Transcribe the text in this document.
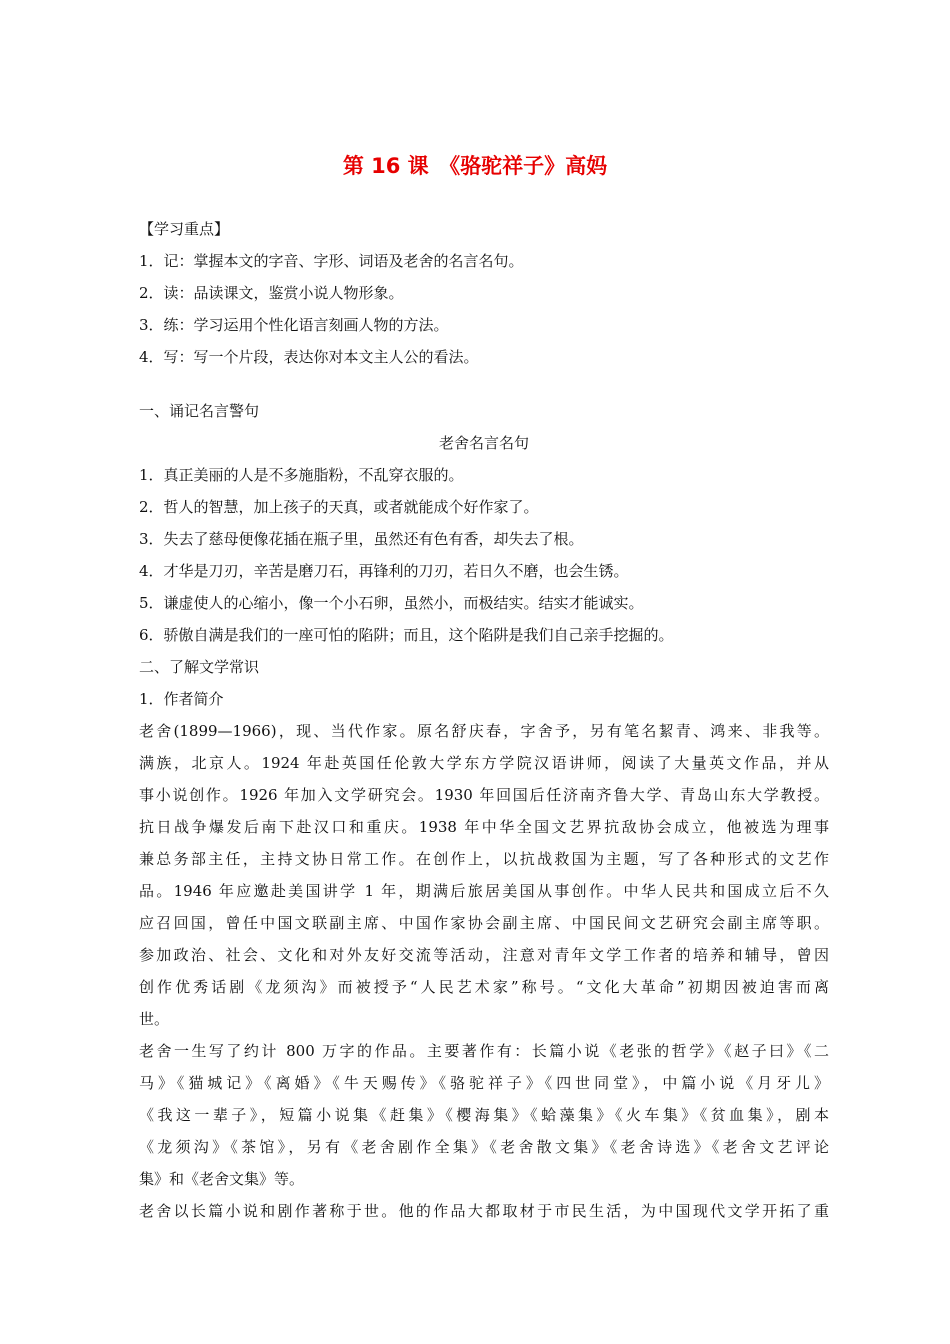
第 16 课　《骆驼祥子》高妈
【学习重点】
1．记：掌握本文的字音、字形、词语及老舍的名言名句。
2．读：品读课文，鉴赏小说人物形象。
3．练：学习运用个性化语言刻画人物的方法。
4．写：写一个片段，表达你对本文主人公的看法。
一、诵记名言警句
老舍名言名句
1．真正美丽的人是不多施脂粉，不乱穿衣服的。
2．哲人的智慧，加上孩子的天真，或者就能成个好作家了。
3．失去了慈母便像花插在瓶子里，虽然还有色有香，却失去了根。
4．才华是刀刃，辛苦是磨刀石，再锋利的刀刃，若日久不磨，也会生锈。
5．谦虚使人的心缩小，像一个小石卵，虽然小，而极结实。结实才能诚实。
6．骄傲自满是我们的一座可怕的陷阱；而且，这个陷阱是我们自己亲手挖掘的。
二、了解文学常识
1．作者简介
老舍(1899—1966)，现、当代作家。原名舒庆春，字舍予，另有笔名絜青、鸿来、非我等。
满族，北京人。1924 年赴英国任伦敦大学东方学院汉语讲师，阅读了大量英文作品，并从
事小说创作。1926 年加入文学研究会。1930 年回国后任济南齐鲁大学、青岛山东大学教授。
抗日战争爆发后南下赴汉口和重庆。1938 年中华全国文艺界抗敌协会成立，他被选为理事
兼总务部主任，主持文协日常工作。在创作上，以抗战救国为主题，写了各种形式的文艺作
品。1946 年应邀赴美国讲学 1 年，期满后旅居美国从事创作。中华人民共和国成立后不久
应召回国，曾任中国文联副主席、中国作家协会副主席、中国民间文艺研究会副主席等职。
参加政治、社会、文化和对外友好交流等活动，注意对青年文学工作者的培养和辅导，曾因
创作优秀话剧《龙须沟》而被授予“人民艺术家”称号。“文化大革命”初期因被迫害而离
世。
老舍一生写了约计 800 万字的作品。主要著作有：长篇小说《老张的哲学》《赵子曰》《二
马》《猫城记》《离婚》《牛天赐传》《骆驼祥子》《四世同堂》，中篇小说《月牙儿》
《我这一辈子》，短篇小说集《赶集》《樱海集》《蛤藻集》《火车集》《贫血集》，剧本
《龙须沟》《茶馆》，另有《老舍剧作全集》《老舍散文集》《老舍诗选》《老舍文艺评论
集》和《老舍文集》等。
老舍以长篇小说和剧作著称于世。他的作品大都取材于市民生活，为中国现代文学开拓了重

---+---

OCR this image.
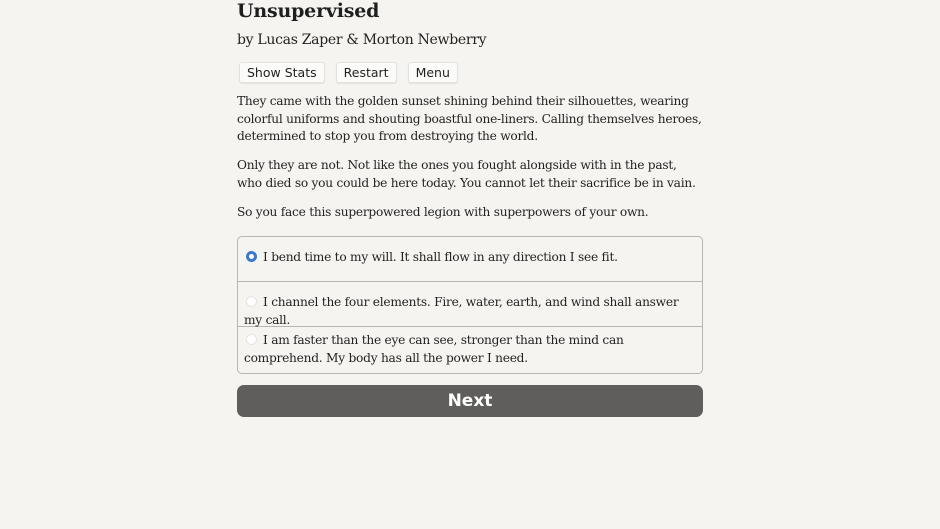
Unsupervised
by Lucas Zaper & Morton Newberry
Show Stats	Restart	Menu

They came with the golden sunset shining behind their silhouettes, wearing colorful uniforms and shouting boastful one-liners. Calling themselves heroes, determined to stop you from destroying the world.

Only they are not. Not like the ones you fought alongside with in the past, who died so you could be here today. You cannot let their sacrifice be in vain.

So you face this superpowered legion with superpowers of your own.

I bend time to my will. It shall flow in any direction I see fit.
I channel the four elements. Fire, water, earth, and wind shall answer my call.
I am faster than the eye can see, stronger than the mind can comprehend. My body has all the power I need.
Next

---+---

Pull every line containing the word "骆驼祥子" out of the material.

第 16 课　《骆驼祥子》高妈
马》《猫城记》《离婚》《牛天赐传》《骆驼祥子》《四世同堂》，中篇小说《月牙儿》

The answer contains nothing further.